**Records for this task:**

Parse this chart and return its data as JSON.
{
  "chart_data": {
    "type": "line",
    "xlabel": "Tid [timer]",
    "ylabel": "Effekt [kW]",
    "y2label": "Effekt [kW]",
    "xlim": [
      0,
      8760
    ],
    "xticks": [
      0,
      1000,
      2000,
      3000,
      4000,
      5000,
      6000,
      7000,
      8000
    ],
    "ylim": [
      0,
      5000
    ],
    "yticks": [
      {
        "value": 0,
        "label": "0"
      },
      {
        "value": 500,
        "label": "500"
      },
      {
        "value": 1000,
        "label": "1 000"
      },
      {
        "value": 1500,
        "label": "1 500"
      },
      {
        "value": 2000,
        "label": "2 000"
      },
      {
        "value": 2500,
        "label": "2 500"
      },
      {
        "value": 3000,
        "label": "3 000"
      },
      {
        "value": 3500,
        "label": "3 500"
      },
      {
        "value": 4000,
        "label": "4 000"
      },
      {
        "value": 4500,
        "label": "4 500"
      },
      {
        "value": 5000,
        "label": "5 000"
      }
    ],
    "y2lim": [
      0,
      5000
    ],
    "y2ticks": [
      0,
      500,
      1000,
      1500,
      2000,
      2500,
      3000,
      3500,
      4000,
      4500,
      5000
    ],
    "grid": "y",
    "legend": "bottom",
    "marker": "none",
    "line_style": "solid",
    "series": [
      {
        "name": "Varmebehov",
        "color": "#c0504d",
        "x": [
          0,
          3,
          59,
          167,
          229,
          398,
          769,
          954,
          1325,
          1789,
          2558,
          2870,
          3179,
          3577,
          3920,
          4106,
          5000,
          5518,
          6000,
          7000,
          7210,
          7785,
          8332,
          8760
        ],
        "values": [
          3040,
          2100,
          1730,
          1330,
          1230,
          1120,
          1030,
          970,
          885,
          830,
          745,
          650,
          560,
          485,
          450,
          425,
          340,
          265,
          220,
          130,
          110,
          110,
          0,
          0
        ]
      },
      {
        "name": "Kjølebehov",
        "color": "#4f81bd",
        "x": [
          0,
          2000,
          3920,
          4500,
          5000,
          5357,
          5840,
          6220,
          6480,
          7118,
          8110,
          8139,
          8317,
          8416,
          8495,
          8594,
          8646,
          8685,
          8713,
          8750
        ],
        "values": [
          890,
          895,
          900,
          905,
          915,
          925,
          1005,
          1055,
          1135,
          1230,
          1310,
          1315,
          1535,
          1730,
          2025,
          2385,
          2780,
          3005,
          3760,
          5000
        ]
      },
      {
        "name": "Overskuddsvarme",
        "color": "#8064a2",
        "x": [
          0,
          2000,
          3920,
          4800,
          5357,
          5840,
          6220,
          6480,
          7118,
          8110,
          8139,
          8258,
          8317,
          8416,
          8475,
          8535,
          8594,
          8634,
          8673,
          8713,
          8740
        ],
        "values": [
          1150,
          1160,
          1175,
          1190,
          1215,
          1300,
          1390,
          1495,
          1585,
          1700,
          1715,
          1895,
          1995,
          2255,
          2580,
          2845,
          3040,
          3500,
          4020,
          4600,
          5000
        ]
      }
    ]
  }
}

**What you are asked to do:**
Using the entries above, find all lines with "color". Copy them.

**Written solution:**
        "color": "#c0504d",
        "color": "#4f81bd",
        "color": "#8064a2",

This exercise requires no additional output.